◆ Exercise description:
Output every entry exactly as written, but omit the pictures.

◆ Given entries:
******************************

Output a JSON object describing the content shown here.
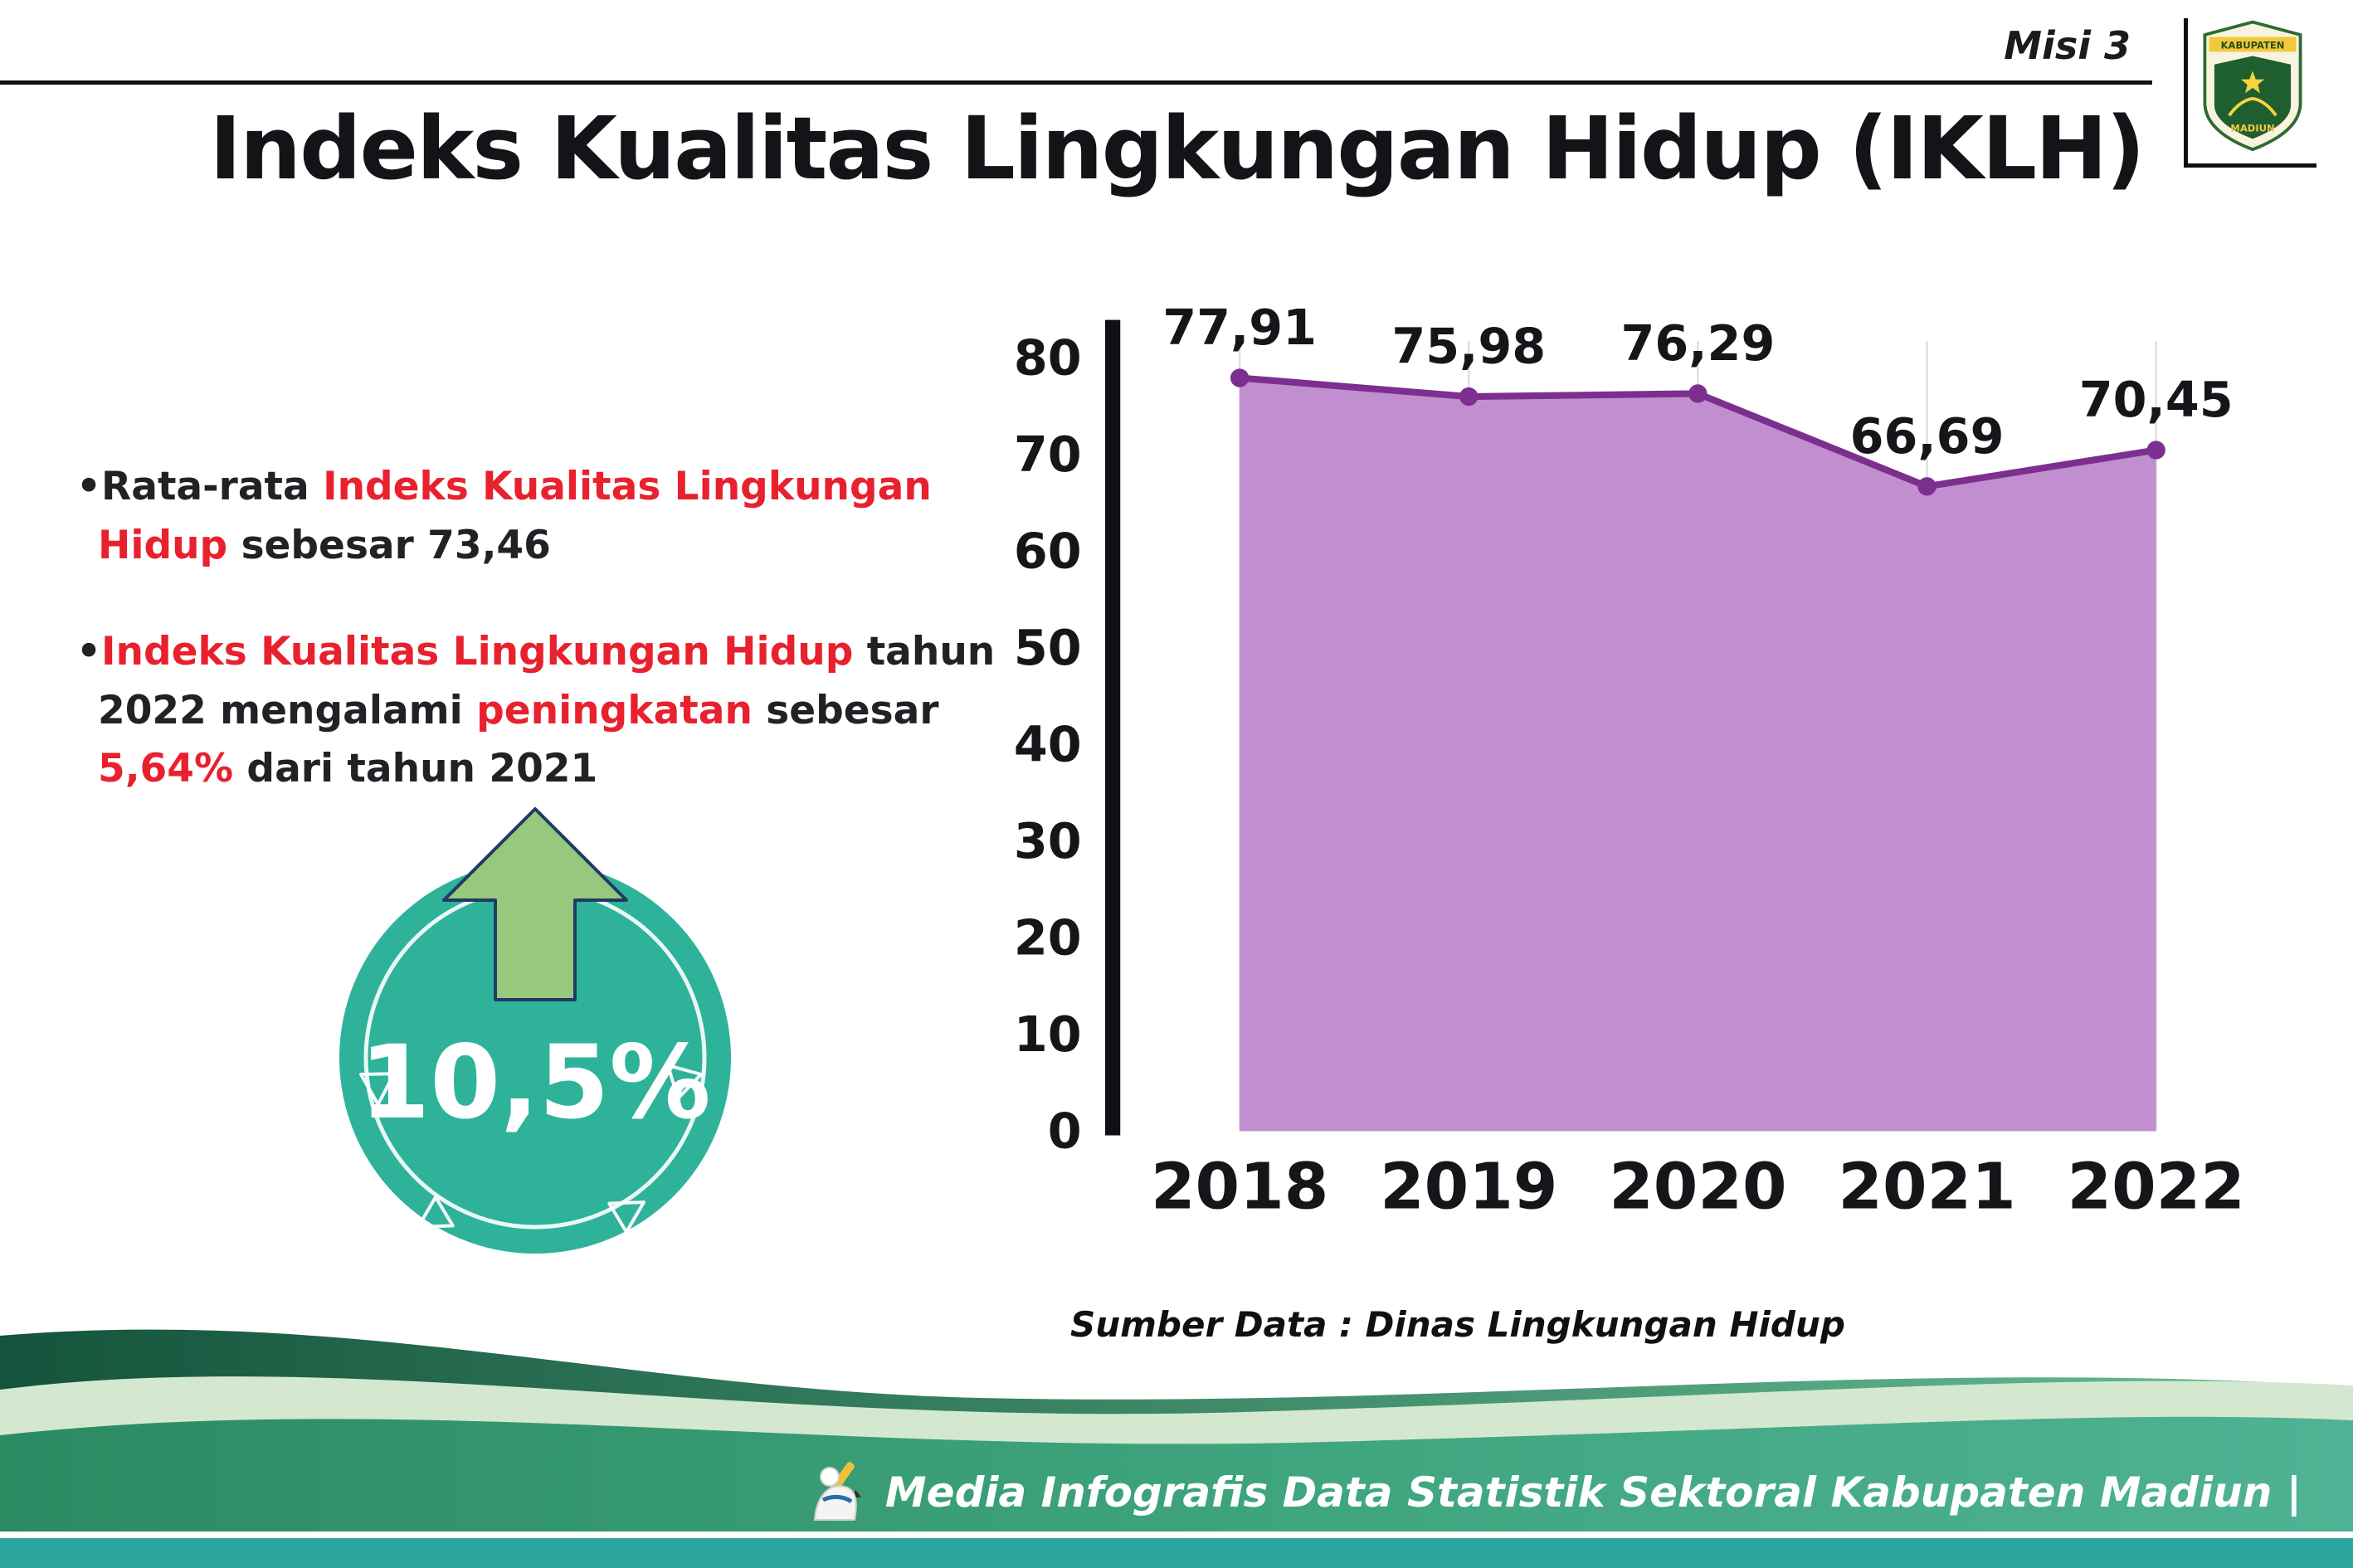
{
  "header": {
    "misi": "Misi 3",
    "title": "Indeks Kualitas Lingkungan Hidup (IKLH)",
    "logo": {
      "top_text": "KABUPATEN",
      "bottom_text": "MADIUN"
    }
  },
  "colors": {
    "red_accent": "#e8212e",
    "text_dark": "#232026",
    "badge_circle": "#2eb39a",
    "badge_arrow": "#96c97e",
    "chart_fill": "#c18fd0",
    "chart_line": "#7c2f8e"
  },
  "bullets": [
    {
      "segments": [
        {
          "text": "Rata-rata ",
          "red": false
        },
        {
          "text": "Indeks Kualitas Lingkungan Hidup",
          "red": true
        },
        {
          "text": " sebesar 73,46",
          "red": false
        }
      ]
    },
    {
      "segments": [
        {
          "text": "Indeks Kualitas Lingkungan Hidup",
          "red": true
        },
        {
          "text": " tahun 2022 mengalami ",
          "red": false
        },
        {
          "text": "peningkatan",
          "red": true
        },
        {
          "text": " sebesar ",
          "red": false
        },
        {
          "text": "5,64%",
          "red": true
        },
        {
          "text": " dari tahun 2021",
          "red": false
        }
      ]
    }
  ],
  "badge": {
    "value": "10,5%"
  },
  "chart_data": {
    "type": "area",
    "title": "Indeks Kualitas Lingkungan Hidup (IKLH)",
    "categories": [
      "2018",
      "2019",
      "2020",
      "2021",
      "2022"
    ],
    "values": [
      77.91,
      75.98,
      76.29,
      66.69,
      70.45
    ],
    "point_labels": [
      "77,91",
      "75,98",
      "76,29",
      "66,69",
      "70,45"
    ],
    "xlabel": "",
    "ylabel": "",
    "ylim": [
      0,
      80
    ],
    "yticks": [
      0,
      10,
      20,
      30,
      40,
      50,
      60,
      70,
      80
    ],
    "grid": "vertical",
    "legend": "none",
    "source": "Sumber Data : Dinas Lingkungan Hidup"
  },
  "footer": {
    "text": "Media Infografis Data Statistik Sektoral Kabupaten Madiun |"
  }
}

******************************

◆ Exercise result:
Output a JSON object describing the content shown here.
{
  "header": {
    "misi": "Misi 3",
    "title": "Indeks Kualitas Lingkungan Hidup (IKLH)",
    "logo": {
      "top_text": "KABUPATEN",
      "bottom_text": "MADIUN"
    }
  },
  "colors": {
    "red_accent": "#e8212e",
    "text_dark": "#232026",
    "badge_circle": "#2eb39a",
    "badge_arrow": "#96c97e",
    "chart_fill": "#c18fd0",
    "chart_line": "#7c2f8e"
  },
  "bullets": [
    {
      "segments": [
        {
          "text": "Rata-rata ",
          "red": false
        },
        {
          "text": "Indeks Kualitas Lingkungan Hidup",
          "red": true
        },
        {
          "text": " sebesar 73,46",
          "red": false
        }
      ]
    },
    {
      "segments": [
        {
          "text": "Indeks Kualitas Lingkungan Hidup",
          "red": true
        },
        {
          "text": " tahun 2022 mengalami ",
          "red": false
        },
        {
          "text": "peningkatan",
          "red": true
        },
        {
          "text": " sebesar ",
          "red": false
        },
        {
          "text": "5,64%",
          "red": true
        },
        {
          "text": " dari tahun 2021",
          "red": false
        }
      ]
    }
  ],
  "badge": {
    "value": "10,5%"
  },
  "chart_data": {
    "type": "area",
    "title": "Indeks Kualitas Lingkungan Hidup (IKLH)",
    "categories": [
      "2018",
      "2019",
      "2020",
      "2021",
      "2022"
    ],
    "values": [
      77.91,
      75.98,
      76.29,
      66.69,
      70.45
    ],
    "point_labels": [
      "77,91",
      "75,98",
      "76,29",
      "66,69",
      "70,45"
    ],
    "xlabel": "",
    "ylabel": "",
    "ylim": [
      0,
      80
    ],
    "yticks": [
      0,
      10,
      20,
      30,
      40,
      50,
      60,
      70,
      80
    ],
    "grid": "vertical",
    "legend": "none",
    "source": "Sumber Data : Dinas Lingkungan Hidup"
  },
  "footer": {
    "text": "Media Infografis Data Statistik Sektoral Kabupaten Madiun |"
  }
}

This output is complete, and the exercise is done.